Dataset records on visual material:
---

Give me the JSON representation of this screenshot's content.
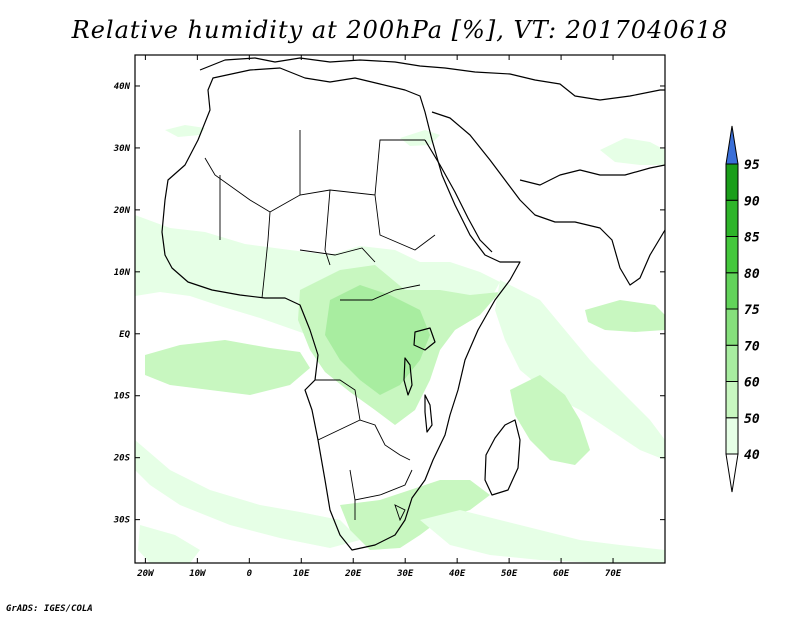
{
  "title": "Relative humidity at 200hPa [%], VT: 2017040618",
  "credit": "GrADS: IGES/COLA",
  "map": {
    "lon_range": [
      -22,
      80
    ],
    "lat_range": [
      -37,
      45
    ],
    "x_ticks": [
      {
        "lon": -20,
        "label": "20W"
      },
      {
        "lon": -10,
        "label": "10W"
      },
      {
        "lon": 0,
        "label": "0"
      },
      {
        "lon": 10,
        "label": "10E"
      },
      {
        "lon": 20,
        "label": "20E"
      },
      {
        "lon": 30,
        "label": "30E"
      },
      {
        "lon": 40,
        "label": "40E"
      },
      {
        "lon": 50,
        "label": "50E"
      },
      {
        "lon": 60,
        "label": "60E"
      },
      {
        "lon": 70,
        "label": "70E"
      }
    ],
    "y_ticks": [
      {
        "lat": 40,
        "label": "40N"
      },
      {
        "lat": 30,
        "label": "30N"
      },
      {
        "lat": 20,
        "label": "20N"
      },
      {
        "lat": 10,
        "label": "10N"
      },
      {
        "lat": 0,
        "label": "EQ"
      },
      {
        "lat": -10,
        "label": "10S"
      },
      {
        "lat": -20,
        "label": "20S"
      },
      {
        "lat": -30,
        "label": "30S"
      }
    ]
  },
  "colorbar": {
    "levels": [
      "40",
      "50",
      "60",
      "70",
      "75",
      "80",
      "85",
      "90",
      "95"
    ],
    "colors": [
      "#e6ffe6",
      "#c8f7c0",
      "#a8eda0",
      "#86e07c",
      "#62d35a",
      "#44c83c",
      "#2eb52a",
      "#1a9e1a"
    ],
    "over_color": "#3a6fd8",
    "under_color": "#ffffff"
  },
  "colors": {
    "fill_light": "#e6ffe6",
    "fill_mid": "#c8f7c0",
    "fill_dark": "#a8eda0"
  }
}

---

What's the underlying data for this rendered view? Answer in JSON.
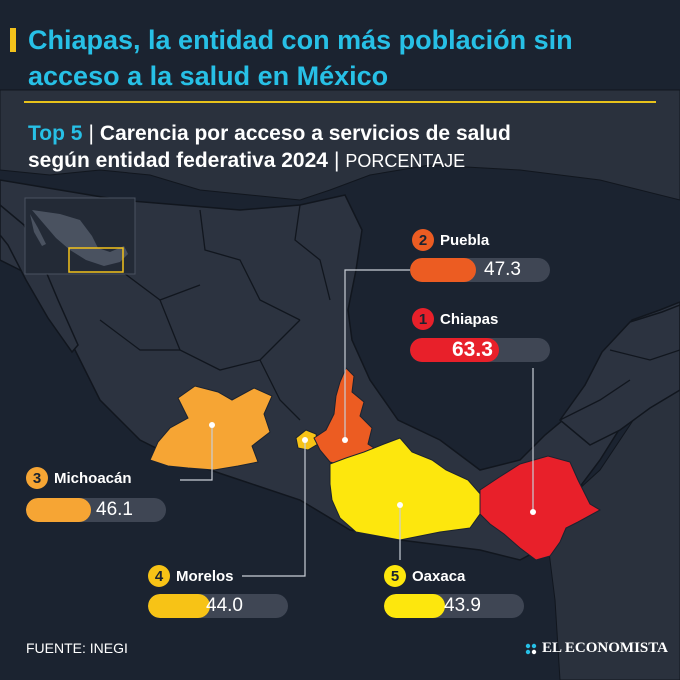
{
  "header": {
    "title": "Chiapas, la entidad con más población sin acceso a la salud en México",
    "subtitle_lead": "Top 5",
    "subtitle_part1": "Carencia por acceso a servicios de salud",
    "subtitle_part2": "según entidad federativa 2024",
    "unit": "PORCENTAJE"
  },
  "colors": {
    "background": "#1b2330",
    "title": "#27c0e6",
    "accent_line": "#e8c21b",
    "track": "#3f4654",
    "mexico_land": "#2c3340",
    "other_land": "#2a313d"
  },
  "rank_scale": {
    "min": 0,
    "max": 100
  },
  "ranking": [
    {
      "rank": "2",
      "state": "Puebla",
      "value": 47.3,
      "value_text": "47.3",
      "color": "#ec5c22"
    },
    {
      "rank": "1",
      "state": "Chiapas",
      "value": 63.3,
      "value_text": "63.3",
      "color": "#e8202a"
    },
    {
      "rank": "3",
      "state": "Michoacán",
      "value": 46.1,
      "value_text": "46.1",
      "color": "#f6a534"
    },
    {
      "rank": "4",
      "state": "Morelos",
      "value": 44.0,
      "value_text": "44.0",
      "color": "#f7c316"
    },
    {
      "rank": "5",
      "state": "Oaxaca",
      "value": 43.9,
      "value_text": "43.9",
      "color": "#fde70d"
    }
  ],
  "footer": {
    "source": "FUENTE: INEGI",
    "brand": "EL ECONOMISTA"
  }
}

---

Stated task:
Count each line above in which the string "JSON" appears, then state only the total.

Answer to this problem:
2